Scan the following material for the string "JSON" and copy each line in which it appears.
------------------------------------
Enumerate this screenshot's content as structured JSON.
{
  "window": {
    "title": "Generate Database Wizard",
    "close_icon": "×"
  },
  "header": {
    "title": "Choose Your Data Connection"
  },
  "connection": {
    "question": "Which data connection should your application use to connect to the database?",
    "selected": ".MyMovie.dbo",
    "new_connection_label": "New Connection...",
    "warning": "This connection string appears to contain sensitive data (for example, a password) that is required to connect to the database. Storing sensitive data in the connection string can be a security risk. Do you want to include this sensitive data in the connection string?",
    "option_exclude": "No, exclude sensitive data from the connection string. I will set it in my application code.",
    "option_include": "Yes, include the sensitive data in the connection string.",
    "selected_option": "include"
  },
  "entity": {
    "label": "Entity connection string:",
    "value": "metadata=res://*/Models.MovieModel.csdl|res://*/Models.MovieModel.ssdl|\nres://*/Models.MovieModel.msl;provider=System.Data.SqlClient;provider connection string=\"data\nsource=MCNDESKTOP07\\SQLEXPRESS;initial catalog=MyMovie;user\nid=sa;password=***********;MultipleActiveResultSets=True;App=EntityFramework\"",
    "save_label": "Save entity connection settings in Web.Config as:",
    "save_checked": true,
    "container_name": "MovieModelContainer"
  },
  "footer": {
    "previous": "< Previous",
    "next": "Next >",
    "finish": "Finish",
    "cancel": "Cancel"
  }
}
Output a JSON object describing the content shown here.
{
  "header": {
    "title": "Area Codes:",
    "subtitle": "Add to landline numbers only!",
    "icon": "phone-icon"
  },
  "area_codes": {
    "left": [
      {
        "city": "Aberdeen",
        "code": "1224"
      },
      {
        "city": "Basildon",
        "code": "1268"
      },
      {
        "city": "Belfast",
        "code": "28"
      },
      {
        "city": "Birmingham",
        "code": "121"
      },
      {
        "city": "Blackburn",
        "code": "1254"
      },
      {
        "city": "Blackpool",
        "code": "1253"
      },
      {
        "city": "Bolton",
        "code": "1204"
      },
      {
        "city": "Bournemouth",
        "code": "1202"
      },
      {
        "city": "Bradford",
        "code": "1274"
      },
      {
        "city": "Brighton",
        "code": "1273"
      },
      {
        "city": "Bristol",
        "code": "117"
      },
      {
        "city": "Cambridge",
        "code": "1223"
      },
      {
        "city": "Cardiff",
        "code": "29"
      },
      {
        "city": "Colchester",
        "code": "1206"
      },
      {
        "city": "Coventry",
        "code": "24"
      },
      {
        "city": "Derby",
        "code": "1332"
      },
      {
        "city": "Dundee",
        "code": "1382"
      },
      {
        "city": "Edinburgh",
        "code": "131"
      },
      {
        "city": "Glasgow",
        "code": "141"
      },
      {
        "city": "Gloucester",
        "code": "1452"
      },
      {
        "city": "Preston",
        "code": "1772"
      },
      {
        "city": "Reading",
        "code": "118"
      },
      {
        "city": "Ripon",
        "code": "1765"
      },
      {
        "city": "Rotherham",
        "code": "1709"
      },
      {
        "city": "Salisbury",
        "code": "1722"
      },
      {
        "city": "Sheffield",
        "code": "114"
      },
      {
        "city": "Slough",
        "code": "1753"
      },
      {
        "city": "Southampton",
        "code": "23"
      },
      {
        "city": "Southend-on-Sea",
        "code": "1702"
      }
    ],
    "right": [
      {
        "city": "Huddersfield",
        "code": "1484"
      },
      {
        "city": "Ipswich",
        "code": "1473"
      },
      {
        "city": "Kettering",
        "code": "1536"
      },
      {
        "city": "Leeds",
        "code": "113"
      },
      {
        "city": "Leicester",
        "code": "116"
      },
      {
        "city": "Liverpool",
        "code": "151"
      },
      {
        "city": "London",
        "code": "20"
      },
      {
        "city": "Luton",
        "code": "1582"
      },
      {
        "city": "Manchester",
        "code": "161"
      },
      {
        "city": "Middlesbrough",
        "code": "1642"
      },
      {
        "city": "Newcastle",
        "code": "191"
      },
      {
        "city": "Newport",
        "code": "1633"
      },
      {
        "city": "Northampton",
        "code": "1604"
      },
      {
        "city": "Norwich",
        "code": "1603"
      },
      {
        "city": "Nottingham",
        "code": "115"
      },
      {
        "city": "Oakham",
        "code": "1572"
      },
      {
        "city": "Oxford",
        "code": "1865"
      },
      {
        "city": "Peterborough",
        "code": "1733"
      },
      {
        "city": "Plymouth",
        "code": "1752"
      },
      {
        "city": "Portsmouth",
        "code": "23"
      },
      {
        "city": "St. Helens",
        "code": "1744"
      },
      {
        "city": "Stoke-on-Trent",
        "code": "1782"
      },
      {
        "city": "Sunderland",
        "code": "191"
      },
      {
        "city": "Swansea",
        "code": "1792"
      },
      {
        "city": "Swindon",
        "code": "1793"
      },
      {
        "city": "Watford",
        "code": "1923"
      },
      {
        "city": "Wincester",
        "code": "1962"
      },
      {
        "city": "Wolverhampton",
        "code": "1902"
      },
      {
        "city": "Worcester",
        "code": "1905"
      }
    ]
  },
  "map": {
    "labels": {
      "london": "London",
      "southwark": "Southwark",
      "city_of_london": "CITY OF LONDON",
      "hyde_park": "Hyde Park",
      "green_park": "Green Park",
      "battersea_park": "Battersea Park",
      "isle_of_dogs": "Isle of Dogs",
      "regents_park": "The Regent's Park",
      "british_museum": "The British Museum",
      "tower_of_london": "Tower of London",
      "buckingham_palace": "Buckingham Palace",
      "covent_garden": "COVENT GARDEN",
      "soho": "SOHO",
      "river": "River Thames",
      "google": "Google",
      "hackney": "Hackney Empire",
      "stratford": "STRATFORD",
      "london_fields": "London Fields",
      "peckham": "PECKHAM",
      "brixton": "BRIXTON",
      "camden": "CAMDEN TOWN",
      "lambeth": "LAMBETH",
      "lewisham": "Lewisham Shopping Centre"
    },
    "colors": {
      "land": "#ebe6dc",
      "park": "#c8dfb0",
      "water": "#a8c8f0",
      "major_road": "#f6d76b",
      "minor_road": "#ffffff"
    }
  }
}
------------------------------------
» The output
Enumerate this screenshot's content as structured JSON.
Output a JSON object describing the content shown here.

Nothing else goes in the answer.